● **WHAT YOU NEED TO DO**
Pull every line containing "Westfalen" from the entries.

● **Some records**
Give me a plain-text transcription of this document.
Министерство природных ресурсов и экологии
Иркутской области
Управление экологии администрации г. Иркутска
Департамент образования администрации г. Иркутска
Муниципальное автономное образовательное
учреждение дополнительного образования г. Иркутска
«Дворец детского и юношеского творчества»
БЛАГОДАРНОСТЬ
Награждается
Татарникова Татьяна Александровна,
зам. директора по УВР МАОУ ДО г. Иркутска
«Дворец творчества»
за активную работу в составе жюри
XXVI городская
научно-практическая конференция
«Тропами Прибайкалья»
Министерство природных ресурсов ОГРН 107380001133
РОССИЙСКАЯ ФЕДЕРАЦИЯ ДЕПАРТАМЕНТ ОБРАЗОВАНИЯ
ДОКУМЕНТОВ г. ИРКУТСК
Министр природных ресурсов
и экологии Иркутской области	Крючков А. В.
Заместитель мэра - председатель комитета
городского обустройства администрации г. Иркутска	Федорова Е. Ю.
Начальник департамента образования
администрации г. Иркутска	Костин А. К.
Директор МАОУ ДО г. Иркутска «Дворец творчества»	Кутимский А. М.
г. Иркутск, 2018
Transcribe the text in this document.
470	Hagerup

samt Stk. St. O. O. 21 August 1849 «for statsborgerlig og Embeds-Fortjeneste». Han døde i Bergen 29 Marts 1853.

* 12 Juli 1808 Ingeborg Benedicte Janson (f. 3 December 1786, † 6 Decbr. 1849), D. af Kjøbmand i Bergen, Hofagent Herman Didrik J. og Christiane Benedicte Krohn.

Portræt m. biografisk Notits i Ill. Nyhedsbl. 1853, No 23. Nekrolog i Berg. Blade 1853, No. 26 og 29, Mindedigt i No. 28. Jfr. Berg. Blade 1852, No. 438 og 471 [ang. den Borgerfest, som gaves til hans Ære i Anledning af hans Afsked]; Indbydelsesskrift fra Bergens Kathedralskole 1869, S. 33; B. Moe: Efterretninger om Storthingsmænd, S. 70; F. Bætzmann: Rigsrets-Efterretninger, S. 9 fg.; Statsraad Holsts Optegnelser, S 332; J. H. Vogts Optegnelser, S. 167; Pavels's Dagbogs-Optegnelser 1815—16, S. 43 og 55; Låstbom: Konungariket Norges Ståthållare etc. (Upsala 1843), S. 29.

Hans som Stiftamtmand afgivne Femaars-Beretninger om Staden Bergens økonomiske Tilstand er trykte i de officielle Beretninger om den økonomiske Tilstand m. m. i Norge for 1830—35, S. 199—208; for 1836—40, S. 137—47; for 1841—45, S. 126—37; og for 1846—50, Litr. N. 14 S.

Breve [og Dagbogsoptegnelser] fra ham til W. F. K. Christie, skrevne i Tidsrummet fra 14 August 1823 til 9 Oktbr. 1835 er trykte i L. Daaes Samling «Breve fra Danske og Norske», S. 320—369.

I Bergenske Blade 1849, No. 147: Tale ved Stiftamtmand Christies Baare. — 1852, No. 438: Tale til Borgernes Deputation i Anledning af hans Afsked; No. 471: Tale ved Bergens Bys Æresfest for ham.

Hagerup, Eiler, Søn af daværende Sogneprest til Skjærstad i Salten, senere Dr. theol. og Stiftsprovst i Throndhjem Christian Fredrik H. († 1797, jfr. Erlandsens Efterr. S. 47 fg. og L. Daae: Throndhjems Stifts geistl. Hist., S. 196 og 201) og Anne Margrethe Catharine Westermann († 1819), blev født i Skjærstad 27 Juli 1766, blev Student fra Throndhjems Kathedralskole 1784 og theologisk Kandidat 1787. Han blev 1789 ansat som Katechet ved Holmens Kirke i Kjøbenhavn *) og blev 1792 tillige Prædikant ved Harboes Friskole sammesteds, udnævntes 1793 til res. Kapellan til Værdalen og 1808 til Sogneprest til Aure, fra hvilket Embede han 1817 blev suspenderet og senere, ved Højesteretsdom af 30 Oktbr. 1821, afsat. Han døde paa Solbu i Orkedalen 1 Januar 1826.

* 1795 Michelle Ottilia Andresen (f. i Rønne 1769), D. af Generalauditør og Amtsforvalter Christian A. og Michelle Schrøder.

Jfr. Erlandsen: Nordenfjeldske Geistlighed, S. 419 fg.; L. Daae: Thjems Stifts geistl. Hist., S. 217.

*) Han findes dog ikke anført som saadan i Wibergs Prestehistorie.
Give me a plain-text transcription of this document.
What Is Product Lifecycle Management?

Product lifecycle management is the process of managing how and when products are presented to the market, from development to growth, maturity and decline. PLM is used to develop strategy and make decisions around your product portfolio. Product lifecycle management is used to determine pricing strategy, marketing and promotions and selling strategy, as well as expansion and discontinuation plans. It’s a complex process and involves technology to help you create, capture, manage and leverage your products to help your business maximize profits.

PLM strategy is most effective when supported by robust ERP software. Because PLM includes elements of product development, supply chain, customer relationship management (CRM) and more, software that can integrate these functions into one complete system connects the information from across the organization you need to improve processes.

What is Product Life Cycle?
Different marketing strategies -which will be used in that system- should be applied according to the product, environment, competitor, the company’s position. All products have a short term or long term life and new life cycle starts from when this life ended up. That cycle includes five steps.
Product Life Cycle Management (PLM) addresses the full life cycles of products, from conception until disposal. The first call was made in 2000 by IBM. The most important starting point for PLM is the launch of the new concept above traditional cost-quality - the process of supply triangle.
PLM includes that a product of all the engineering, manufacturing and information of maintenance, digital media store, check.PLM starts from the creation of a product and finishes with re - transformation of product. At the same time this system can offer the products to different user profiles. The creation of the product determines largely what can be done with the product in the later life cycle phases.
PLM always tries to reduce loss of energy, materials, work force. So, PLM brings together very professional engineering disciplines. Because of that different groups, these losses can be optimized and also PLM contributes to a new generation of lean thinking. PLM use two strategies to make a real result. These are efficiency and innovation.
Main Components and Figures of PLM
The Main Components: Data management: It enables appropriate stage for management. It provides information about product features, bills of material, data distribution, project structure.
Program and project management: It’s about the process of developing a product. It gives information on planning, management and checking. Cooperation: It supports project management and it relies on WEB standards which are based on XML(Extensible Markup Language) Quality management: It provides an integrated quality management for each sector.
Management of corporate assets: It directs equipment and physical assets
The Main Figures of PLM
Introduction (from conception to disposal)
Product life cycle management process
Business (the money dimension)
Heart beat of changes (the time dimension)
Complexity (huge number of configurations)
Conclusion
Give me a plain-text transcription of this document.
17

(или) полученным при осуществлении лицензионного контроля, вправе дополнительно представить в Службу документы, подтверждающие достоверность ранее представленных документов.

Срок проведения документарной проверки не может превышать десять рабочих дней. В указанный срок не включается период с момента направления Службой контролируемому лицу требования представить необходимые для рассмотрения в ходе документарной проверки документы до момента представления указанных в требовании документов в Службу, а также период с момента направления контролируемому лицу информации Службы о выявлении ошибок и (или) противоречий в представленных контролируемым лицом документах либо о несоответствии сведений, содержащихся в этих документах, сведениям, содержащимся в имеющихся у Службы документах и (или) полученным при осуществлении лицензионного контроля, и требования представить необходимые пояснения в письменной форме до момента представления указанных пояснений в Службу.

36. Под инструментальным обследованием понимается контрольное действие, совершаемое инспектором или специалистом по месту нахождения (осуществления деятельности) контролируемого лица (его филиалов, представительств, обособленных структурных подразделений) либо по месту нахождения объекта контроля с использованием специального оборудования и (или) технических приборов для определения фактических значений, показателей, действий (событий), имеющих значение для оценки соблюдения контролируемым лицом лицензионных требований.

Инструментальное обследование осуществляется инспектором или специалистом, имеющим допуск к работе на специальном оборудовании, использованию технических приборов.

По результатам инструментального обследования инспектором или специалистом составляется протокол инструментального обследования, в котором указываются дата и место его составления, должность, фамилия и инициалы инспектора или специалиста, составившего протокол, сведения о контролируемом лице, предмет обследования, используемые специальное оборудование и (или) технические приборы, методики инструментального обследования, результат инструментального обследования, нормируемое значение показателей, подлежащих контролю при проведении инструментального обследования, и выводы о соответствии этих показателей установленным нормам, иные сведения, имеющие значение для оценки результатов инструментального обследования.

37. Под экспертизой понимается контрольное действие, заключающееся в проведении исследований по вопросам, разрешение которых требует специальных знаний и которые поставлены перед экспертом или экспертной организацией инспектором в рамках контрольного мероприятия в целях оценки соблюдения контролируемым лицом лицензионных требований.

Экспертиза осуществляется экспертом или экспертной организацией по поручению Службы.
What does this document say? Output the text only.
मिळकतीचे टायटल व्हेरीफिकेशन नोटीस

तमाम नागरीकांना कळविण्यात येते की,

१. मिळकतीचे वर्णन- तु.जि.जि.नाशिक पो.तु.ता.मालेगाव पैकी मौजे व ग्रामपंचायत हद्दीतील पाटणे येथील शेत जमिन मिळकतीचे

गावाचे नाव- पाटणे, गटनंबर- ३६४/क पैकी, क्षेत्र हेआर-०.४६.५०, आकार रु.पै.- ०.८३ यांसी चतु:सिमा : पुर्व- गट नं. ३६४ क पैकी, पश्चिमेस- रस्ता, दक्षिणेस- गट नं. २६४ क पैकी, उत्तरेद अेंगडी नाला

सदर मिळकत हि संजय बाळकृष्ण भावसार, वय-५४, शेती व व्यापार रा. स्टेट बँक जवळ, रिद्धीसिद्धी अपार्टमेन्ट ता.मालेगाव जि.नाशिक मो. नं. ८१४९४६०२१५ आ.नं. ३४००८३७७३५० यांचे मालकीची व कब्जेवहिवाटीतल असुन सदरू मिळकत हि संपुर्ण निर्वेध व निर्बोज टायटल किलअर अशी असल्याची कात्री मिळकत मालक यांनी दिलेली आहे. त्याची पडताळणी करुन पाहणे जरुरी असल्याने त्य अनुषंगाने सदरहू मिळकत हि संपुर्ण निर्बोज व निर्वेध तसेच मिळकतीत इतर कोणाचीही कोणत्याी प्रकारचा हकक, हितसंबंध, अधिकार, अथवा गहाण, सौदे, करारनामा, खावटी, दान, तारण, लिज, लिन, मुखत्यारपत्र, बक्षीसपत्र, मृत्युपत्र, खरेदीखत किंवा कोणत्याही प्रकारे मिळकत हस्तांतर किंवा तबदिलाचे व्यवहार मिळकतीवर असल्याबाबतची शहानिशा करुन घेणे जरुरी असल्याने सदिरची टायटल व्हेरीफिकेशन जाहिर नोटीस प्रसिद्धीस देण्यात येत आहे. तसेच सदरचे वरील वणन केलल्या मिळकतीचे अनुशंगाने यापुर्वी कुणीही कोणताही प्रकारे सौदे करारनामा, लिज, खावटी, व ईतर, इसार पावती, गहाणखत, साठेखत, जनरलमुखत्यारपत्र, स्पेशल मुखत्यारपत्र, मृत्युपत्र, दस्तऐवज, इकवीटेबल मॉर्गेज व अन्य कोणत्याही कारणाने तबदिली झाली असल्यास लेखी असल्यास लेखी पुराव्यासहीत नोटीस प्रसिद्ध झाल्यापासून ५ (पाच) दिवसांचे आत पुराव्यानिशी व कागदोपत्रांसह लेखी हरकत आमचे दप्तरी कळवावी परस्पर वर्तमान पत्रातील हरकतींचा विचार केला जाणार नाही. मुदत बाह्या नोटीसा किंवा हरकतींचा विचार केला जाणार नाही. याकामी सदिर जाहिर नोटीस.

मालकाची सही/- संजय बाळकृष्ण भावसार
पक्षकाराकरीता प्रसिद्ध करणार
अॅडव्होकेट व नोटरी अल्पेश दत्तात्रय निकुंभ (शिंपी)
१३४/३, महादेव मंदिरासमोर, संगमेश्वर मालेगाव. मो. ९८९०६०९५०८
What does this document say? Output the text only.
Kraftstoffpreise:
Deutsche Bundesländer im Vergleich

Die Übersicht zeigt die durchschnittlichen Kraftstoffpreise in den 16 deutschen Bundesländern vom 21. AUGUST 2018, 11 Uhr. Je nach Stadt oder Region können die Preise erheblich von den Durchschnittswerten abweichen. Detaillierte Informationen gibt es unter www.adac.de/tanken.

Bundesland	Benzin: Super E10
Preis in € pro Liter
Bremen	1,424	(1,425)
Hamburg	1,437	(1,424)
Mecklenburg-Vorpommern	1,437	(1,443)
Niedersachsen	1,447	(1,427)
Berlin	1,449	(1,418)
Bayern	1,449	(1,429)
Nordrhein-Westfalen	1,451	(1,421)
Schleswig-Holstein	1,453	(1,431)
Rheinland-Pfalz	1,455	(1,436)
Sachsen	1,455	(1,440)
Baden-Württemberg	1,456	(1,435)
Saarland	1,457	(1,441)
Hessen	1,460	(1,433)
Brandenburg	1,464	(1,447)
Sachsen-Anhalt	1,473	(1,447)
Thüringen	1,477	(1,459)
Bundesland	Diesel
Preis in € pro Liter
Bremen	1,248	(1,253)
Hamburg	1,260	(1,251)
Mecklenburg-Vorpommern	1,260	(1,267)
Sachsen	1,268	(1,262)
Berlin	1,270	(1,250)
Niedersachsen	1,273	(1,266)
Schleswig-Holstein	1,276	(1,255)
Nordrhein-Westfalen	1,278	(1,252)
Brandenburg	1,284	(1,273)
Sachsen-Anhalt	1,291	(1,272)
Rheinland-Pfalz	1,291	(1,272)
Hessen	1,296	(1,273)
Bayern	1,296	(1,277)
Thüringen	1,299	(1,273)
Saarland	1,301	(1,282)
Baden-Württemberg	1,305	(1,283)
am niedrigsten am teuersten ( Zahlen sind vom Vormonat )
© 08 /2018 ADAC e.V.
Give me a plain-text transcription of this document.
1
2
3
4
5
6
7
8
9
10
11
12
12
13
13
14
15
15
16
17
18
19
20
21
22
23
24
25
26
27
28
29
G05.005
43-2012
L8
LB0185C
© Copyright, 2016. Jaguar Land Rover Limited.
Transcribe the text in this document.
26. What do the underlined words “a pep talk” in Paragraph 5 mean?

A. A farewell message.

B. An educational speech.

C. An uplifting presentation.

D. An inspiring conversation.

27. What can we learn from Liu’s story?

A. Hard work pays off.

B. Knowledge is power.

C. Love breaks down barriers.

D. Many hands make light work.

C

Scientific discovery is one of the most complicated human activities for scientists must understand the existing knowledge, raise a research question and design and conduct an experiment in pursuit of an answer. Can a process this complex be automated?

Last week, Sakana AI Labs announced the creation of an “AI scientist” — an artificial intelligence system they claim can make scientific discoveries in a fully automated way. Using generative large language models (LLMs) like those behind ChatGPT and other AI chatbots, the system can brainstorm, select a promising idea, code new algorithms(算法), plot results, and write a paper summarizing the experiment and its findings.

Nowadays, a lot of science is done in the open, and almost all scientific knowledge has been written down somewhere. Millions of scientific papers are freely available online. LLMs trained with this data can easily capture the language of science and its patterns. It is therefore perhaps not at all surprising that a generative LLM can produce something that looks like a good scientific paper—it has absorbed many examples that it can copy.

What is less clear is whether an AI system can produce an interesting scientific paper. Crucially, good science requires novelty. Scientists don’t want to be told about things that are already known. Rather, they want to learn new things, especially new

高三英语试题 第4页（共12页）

● **SOLUTION FOR THIS EXERCISE**
Nordrhein-Westfalen	1,451	(1,421)
Nordrhein-Westfalen	1,278	(1,252)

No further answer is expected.